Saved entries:
>>>
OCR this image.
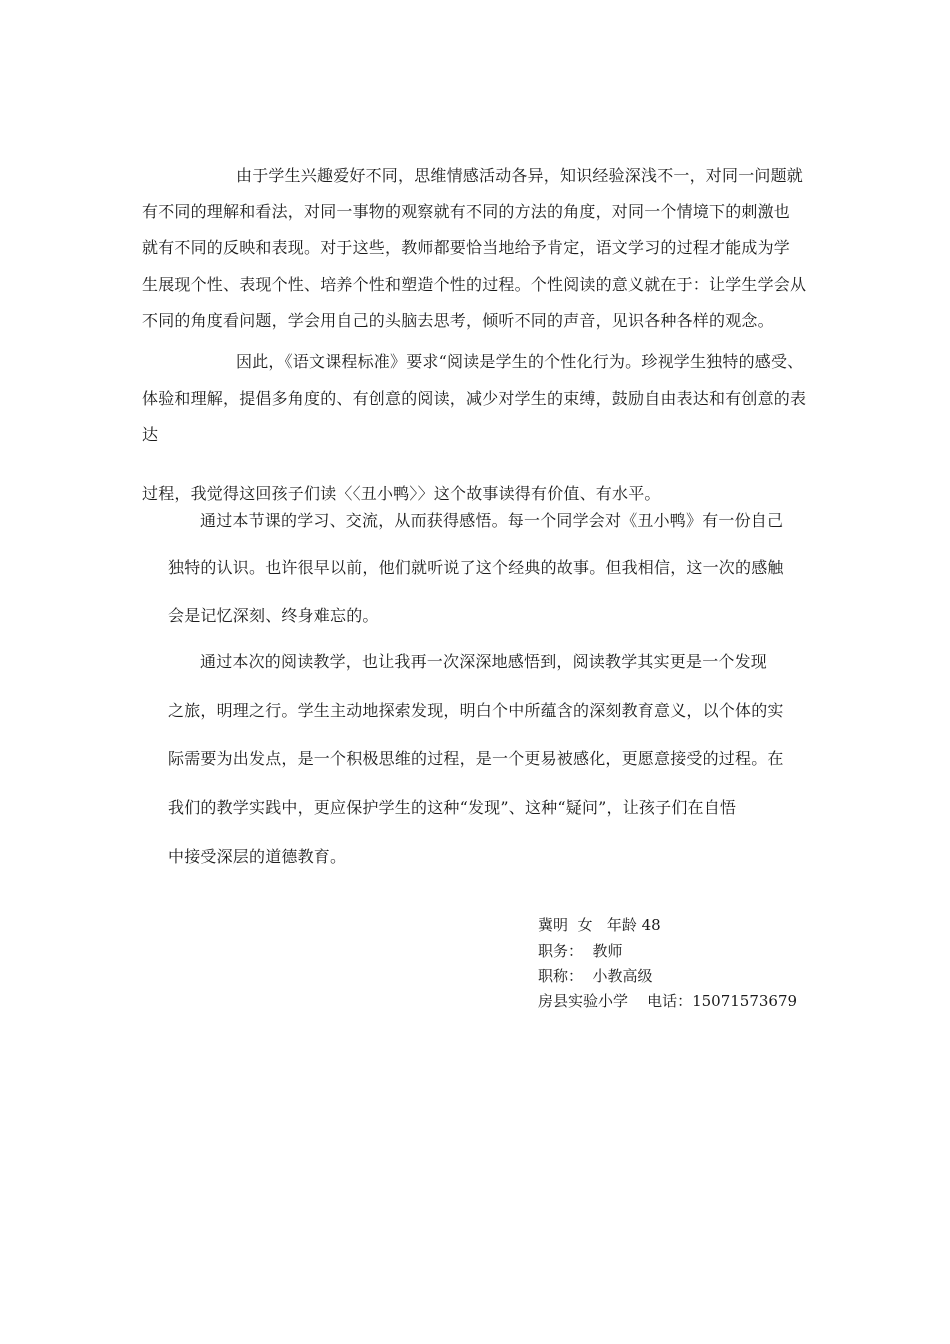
由于学生兴趣爱好不同，思维情感活动各异，知识经验深浅不一，对同一问题就
有不同的理解和看法，对同一事物的观察就有不同的方法的角度，对同一个情境下的刺激也
就有不同的反映和表现。对于这些，教师都要恰当地给予肯定，语文学习的过程才能成为学
生展现个性、表现个性、培养个性和塑造个性的过程。个性阅读的意义就在于：让学生学会从
不同的角度看问题，学会用自己的头脑去思考，倾听不同的声音，见识各种各样的观念。
因此，《语文课程标准》要求“阅读是学生的个性化行为。珍视学生独特的感受、
体验和理解，提倡多角度的、有创意的阅读，减少对学生的束缚，鼓励自由表达和有创意的表
达
过程，我觉得这回孩子们读〈〈丑小鸭〉〉这个故事读得有价值、有水平。
通过本节课的学习、交流，从而获得感悟。每一个同学会对《丑小鸭》有一份自己
独特的认识。也许很早以前，他们就听说了这个经典的故事。但我相信，这一次的感触
会是记忆深刻、终身难忘的。
通过本次的阅读教学，也让我再一次深深地感悟到，阅读教学其实更是一个发现
之旅，明理之行。学生主动地探索发现，明白个中所蕴含的深刻教育意义，以个体的实
际需要为出发点，是一个积极思维的过程，是一个更易被感化，更愿意接受的过程。在
我们的教学实践中，更应保护学生的这种“发现”、这种“疑问”，让孩子们在自悟
中接受深层的道德教育。
冀明  女   年龄 48
职务：  教师
职称：  小教高级
房县实验小学    电话：15071573679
<<<
▶ _Your instructions_:
Omit any images, then output the listing exactly.

▶ _Finished answer_:
OCR this image.
由于学生兴趣爱好不同，思维情感活动各异，知识经验深浅不一，对同一问题就
有不同的理解和看法，对同一事物的观察就有不同的方法的角度，对同一个情境下的刺激也
就有不同的反映和表现。对于这些，教师都要恰当地给予肯定，语文学习的过程才能成为学
生展现个性、表现个性、培养个性和塑造个性的过程。个性阅读的意义就在于：让学生学会从
不同的角度看问题，学会用自己的头脑去思考，倾听不同的声音，见识各种各样的观念。
因此，《语文课程标准》要求“阅读是学生的个性化行为。珍视学生独特的感受、
体验和理解，提倡多角度的、有创意的阅读，减少对学生的束缚，鼓励自由表达和有创意的表
达
过程，我觉得这回孩子们读〈〈丑小鸭〉〉这个故事读得有价值、有水平。
通过本节课的学习、交流，从而获得感悟。每一个同学会对《丑小鸭》有一份自己
独特的认识。也许很早以前，他们就听说了这个经典的故事。但我相信，这一次的感触
会是记忆深刻、终身难忘的。
通过本次的阅读教学，也让我再一次深深地感悟到，阅读教学其实更是一个发现
之旅，明理之行。学生主动地探索发现，明白个中所蕴含的深刻教育意义，以个体的实
际需要为出发点，是一个积极思维的过程，是一个更易被感化，更愿意接受的过程。在
我们的教学实践中，更应保护学生的这种“发现”、这种“疑问”，让孩子们在自悟
中接受深层的道德教育。
冀明  女   年龄 48
职务：  教师
职称：  小教高级
房县实验小学    电话：15071573679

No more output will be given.